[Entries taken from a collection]
____________

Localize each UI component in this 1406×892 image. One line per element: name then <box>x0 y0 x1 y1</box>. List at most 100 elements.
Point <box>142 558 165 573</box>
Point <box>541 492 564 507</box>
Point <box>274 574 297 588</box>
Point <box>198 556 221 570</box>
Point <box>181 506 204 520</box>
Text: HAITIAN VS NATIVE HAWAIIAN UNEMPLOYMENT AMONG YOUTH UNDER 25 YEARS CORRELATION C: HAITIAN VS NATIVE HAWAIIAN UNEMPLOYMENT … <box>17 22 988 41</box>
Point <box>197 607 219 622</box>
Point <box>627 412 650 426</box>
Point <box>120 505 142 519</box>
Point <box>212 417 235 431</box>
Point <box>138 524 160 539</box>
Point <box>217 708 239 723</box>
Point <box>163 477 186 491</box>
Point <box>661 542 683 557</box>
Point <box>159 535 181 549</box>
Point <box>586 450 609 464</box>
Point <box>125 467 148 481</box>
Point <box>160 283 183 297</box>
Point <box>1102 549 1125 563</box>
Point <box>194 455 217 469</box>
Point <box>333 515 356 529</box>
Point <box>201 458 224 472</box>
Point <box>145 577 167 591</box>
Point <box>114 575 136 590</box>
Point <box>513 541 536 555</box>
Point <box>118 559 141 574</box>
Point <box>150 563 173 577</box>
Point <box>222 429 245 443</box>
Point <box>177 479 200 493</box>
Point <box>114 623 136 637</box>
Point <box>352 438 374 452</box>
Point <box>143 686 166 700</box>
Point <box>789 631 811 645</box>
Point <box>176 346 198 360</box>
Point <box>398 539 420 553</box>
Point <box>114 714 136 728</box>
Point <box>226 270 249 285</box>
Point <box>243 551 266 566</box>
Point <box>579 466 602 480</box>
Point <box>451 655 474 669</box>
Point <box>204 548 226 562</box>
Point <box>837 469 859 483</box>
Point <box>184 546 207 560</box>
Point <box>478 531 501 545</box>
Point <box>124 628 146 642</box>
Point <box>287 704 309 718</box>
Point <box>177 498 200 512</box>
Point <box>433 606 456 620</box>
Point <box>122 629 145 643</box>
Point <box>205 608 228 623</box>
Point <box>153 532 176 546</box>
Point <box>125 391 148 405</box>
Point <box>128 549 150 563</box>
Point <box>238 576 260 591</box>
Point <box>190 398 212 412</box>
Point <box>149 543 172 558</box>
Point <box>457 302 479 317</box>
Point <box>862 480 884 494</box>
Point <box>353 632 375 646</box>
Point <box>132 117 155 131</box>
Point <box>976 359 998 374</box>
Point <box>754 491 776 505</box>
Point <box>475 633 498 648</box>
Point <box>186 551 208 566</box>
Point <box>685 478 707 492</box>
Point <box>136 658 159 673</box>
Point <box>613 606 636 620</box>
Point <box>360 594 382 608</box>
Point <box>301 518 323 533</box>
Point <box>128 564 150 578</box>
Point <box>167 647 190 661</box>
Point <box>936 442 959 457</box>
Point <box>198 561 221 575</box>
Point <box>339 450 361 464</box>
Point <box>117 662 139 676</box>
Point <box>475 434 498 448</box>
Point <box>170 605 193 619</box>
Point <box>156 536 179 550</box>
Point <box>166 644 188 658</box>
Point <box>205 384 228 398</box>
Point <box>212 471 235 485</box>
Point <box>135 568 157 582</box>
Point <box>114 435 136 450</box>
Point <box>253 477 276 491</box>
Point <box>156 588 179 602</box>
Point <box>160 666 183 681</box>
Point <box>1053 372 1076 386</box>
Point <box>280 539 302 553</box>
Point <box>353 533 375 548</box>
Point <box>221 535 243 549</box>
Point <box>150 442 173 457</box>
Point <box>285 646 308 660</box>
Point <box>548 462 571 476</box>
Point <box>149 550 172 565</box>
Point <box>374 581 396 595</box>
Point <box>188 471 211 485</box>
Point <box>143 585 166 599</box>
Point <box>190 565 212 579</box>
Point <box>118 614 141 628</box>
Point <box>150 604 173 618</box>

____________

Task
Copy out word for word the items above, starting from the first one and ending with the line containing "Point <box>586 450 609 464</box>".

Expected output
Localize each UI component in this 1406×892 image. One line per element: name then <box>x0 y0 x1 y1</box>. List at most 100 elements.
Point <box>142 558 165 573</box>
Point <box>541 492 564 507</box>
Point <box>274 574 297 588</box>
Point <box>198 556 221 570</box>
Point <box>181 506 204 520</box>
Text: HAITIAN VS NATIVE HAWAIIAN UNEMPLOYMENT AMONG YOUTH UNDER 25 YEARS CORRELATION C: HAITIAN VS NATIVE HAWAIIAN UNEMPLOYMENT … <box>17 22 988 41</box>
Point <box>197 607 219 622</box>
Point <box>627 412 650 426</box>
Point <box>120 505 142 519</box>
Point <box>212 417 235 431</box>
Point <box>138 524 160 539</box>
Point <box>217 708 239 723</box>
Point <box>163 477 186 491</box>
Point <box>661 542 683 557</box>
Point <box>159 535 181 549</box>
Point <box>586 450 609 464</box>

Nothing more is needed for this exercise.